§ **Exercise task**:
Repeat the data that follows, word for word, without the images.

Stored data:

-- Start --

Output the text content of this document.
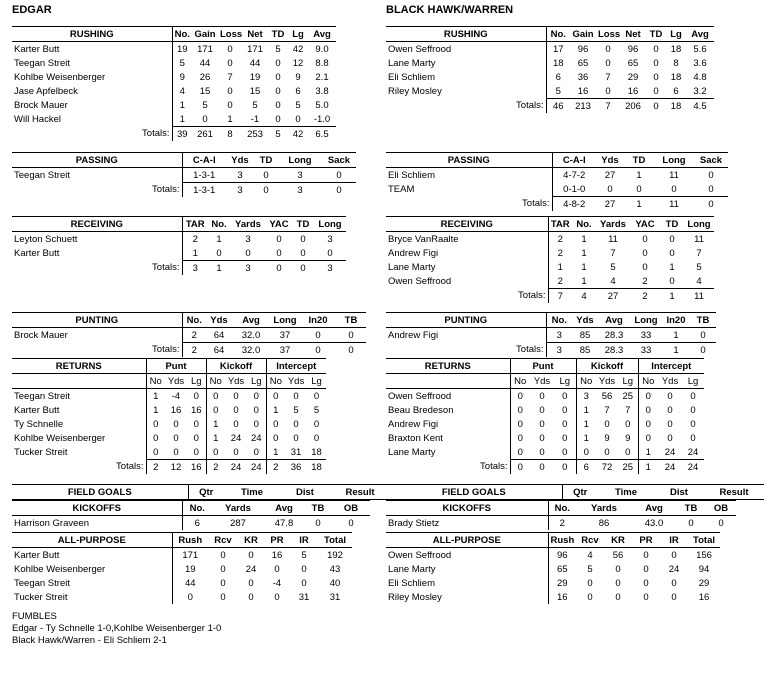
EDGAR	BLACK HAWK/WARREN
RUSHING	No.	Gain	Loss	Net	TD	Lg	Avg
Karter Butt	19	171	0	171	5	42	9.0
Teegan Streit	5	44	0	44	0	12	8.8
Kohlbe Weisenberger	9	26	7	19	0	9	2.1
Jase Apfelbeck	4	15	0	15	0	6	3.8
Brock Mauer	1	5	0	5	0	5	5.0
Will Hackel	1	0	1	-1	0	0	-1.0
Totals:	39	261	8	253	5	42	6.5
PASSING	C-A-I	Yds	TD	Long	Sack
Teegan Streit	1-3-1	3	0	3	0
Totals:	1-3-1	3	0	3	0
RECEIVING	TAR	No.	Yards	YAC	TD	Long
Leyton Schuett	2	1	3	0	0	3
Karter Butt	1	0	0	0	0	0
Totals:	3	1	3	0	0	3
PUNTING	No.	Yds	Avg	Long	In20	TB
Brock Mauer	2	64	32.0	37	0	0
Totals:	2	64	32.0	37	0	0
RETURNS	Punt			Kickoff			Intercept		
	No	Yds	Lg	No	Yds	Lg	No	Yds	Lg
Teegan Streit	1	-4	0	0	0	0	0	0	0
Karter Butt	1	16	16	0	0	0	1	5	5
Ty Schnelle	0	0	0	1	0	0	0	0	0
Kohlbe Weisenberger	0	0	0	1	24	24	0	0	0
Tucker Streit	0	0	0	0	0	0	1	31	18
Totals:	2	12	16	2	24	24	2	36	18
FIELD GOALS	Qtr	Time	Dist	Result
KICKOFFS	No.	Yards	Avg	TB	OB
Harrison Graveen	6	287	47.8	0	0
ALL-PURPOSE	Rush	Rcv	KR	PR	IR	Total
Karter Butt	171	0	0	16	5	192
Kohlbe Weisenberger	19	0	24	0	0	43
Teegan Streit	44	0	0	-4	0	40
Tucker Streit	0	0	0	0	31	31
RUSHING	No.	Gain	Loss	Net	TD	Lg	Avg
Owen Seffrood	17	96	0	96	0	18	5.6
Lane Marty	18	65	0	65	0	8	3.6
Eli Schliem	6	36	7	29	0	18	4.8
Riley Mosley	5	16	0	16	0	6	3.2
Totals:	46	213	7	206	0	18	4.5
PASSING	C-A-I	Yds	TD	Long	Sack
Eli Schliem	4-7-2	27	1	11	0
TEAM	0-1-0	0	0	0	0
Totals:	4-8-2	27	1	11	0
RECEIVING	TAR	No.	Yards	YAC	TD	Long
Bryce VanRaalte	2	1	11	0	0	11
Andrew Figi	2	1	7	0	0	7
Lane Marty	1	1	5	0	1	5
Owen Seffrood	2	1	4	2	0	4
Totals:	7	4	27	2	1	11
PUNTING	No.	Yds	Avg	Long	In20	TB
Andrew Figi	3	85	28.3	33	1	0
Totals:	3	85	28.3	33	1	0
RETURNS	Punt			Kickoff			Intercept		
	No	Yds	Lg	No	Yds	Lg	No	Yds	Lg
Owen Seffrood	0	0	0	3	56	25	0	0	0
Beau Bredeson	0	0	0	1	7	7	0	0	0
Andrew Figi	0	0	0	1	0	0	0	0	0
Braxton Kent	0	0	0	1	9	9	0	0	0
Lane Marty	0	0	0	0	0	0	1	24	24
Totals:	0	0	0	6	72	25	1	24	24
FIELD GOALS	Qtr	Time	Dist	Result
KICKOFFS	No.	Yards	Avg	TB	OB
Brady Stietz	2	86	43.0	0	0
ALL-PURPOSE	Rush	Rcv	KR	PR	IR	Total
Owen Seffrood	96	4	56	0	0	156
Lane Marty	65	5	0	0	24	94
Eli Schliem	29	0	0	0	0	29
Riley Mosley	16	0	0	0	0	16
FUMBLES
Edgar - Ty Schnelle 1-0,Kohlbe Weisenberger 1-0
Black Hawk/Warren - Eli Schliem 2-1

-- End --

§ **Result for this exercise**:
Output the text content of this document.
EDGAR	BLACK HAWK/WARREN
RUSHING	No.	Gain	Loss	Net	TD	Lg	Avg
Karter Butt	19	171	0	171	5	42	9.0
Teegan Streit	5	44	0	44	0	12	8.8
Kohlbe Weisenberger	9	26	7	19	0	9	2.1
Jase Apfelbeck	4	15	0	15	0	6	3.8
Brock Mauer	1	5	0	5	0	5	5.0
Will Hackel	1	0	1	-1	0	0	-1.0
Totals:	39	261	8	253	5	42	6.5
PASSING	C-A-I	Yds	TD	Long	Sack
Teegan Streit	1-3-1	3	0	3	0
Totals:	1-3-1	3	0	3	0
RECEIVING	TAR	No.	Yards	YAC	TD	Long
Leyton Schuett	2	1	3	0	0	3
Karter Butt	1	0	0	0	0	0
Totals:	3	1	3	0	0	3
PUNTING	No.	Yds	Avg	Long	In20	TB
Brock Mauer	2	64	32.0	37	0	0
Totals:	2	64	32.0	37	0	0
RETURNS	Punt			Kickoff			Intercept		
	No	Yds	Lg	No	Yds	Lg	No	Yds	Lg
Teegan Streit	1	-4	0	0	0	0	0	0	0
Karter Butt	1	16	16	0	0	0	1	5	5
Ty Schnelle	0	0	0	1	0	0	0	0	0
Kohlbe Weisenberger	0	0	0	1	24	24	0	0	0
Tucker Streit	0	0	0	0	0	0	1	31	18
Totals:	2	12	16	2	24	24	2	36	18
FIELD GOALS	Qtr	Time	Dist	Result
KICKOFFS	No.	Yards	Avg	TB	OB
Harrison Graveen	6	287	47.8	0	0
ALL-PURPOSE	Rush	Rcv	KR	PR	IR	Total
Karter Butt	171	0	0	16	5	192
Kohlbe Weisenberger	19	0	24	0	0	43
Teegan Streit	44	0	0	-4	0	40
Tucker Streit	0	0	0	0	31	31
RUSHING	No.	Gain	Loss	Net	TD	Lg	Avg
Owen Seffrood	17	96	0	96	0	18	5.6
Lane Marty	18	65	0	65	0	8	3.6
Eli Schliem	6	36	7	29	0	18	4.8
Riley Mosley	5	16	0	16	0	6	3.2
Totals:	46	213	7	206	0	18	4.5
PASSING	C-A-I	Yds	TD	Long	Sack
Eli Schliem	4-7-2	27	1	11	0
TEAM	0-1-0	0	0	0	0
Totals:	4-8-2	27	1	11	0
RECEIVING	TAR	No.	Yards	YAC	TD	Long
Bryce VanRaalte	2	1	11	0	0	11
Andrew Figi	2	1	7	0	0	7
Lane Marty	1	1	5	0	1	5
Owen Seffrood	2	1	4	2	0	4
Totals:	7	4	27	2	1	11
PUNTING	No.	Yds	Avg	Long	In20	TB
Andrew Figi	3	85	28.3	33	1	0
Totals:	3	85	28.3	33	1	0
RETURNS	Punt			Kickoff			Intercept		
	No	Yds	Lg	No	Yds	Lg	No	Yds	Lg
Owen Seffrood	0	0	0	3	56	25	0	0	0
Beau Bredeson	0	0	0	1	7	7	0	0	0
Andrew Figi	0	0	0	1	0	0	0	0	0
Braxton Kent	0	0	0	1	9	9	0	0	0
Lane Marty	0	0	0	0	0	0	1	24	24
Totals:	0	0	0	6	72	25	1	24	24
FIELD GOALS	Qtr	Time	Dist	Result
KICKOFFS	No.	Yards	Avg	TB	OB
Brady Stietz	2	86	43.0	0	0
ALL-PURPOSE	Rush	Rcv	KR	PR	IR	Total
Owen Seffrood	96	4	56	0	0	156
Lane Marty	65	5	0	0	24	94
Eli Schliem	29	0	0	0	0	29
Riley Mosley	16	0	0	0	0	16
FUMBLES
Edgar - Ty Schnelle 1-0,Kohlbe Weisenberger 1-0
Black Hawk/Warren - Eli Schliem 2-1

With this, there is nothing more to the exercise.